* **TASK DESCRIPTION**
Reproduce each line exactly, including spacing and punctuation.
___
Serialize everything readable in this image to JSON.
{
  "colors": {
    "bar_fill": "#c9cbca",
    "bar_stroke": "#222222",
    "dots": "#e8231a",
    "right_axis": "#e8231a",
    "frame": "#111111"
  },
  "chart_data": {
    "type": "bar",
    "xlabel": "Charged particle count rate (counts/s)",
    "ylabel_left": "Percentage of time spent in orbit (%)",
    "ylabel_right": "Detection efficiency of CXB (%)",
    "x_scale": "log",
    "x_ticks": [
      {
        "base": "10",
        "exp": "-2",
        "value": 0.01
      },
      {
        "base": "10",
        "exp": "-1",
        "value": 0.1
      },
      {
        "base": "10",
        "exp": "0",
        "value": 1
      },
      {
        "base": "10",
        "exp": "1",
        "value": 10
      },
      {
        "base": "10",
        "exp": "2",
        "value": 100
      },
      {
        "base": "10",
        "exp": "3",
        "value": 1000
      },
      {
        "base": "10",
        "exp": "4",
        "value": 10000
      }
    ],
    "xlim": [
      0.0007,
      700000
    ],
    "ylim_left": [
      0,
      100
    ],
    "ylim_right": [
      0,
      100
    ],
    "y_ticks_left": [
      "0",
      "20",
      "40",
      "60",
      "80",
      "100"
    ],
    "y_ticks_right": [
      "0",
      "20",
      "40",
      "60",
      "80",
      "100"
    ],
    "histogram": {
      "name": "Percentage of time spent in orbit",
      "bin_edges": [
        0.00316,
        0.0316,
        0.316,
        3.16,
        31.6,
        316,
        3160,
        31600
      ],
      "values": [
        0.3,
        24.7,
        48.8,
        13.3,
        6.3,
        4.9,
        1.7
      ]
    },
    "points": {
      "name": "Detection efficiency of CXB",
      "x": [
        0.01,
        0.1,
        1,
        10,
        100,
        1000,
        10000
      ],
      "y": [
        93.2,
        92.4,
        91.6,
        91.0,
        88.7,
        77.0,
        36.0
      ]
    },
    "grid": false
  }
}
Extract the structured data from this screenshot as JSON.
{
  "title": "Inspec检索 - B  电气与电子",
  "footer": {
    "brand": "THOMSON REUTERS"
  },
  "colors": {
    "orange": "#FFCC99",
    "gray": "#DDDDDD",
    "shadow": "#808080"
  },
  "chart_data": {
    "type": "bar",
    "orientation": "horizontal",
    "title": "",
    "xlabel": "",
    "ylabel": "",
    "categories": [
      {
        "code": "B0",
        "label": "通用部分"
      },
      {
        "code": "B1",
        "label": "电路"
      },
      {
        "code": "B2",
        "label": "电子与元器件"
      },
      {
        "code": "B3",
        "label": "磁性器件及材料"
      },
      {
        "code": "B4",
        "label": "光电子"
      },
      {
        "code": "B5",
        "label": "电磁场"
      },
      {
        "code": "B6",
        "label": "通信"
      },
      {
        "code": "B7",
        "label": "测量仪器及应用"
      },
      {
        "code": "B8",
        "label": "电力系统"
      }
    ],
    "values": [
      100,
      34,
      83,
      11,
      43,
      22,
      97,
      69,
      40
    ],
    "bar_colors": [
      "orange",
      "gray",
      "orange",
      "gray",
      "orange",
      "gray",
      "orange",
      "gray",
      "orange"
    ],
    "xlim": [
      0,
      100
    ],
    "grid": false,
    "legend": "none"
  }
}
___
* **EXERCISE RESPONSE**
Serialize everything readable in this image to JSON.
{
  "colors": {
    "bar_fill": "#c9cbca",
    "bar_stroke": "#222222",
    "dots": "#e8231a",
    "right_axis": "#e8231a",
    "frame": "#111111"
  },
  "chart_data": {
    "type": "bar",
    "xlabel": "Charged particle count rate (counts/s)",
    "ylabel_left": "Percentage of time spent in orbit (%)",
    "ylabel_right": "Detection efficiency of CXB (%)",
    "x_scale": "log",
    "x_ticks": [
      {
        "base": "10",
        "exp": "-2",
        "value": 0.01
      },
      {
        "base": "10",
        "exp": "-1",
        "value": 0.1
      },
      {
        "base": "10",
        "exp": "0",
        "value": 1
      },
      {
        "base": "10",
        "exp": "1",
        "value": 10
      },
      {
        "base": "10",
        "exp": "2",
        "value": 100
      },
      {
        "base": "10",
        "exp": "3",
        "value": 1000
      },
      {
        "base": "10",
        "exp": "4",
        "value": 10000
      }
    ],
    "xlim": [
      0.0007,
      700000
    ],
    "ylim_left": [
      0,
      100
    ],
    "ylim_right": [
      0,
      100
    ],
    "y_ticks_left": [
      "0",
      "20",
      "40",
      "60",
      "80",
      "100"
    ],
    "y_ticks_right": [
      "0",
      "20",
      "40",
      "60",
      "80",
      "100"
    ],
    "histogram": {
      "name": "Percentage of time spent in orbit",
      "bin_edges": [
        0.00316,
        0.0316,
        0.316,
        3.16,
        31.6,
        316,
        3160,
        31600
      ],
      "values": [
        0.3,
        24.7,
        48.8,
        13.3,
        6.3,
        4.9,
        1.7
      ]
    },
    "points": {
      "name": "Detection efficiency of CXB",
      "x": [
        0.01,
        0.1,
        1,
        10,
        100,
        1000,
        10000
      ],
      "y": [
        93.2,
        92.4,
        91.6,
        91.0,
        88.7,
        77.0,
        36.0
      ]
    },
    "grid": false
  }
}
Extract the structured data from this screenshot as JSON.
{
  "title": "Inspec检索 - B  电气与电子",
  "footer": {
    "brand": "THOMSON REUTERS"
  },
  "colors": {
    "orange": "#FFCC99",
    "gray": "#DDDDDD",
    "shadow": "#808080"
  },
  "chart_data": {
    "type": "bar",
    "orientation": "horizontal",
    "title": "",
    "xlabel": "",
    "ylabel": "",
    "categories": [
      {
        "code": "B0",
        "label": "通用部分"
      },
      {
        "code": "B1",
        "label": "电路"
      },
      {
        "code": "B2",
        "label": "电子与元器件"
      },
      {
        "code": "B3",
        "label": "磁性器件及材料"
      },
      {
        "code": "B4",
        "label": "光电子"
      },
      {
        "code": "B5",
        "label": "电磁场"
      },
      {
        "code": "B6",
        "label": "通信"
      },
      {
        "code": "B7",
        "label": "测量仪器及应用"
      },
      {
        "code": "B8",
        "label": "电力系统"
      }
    ],
    "values": [
      100,
      34,
      83,
      11,
      43,
      22,
      97,
      69,
      40
    ],
    "bar_colors": [
      "orange",
      "gray",
      "orange",
      "gray",
      "orange",
      "gray",
      "orange",
      "gray",
      "orange"
    ],
    "xlim": [
      0,
      100
    ],
    "grid": false,
    "legend": "none"
  }
}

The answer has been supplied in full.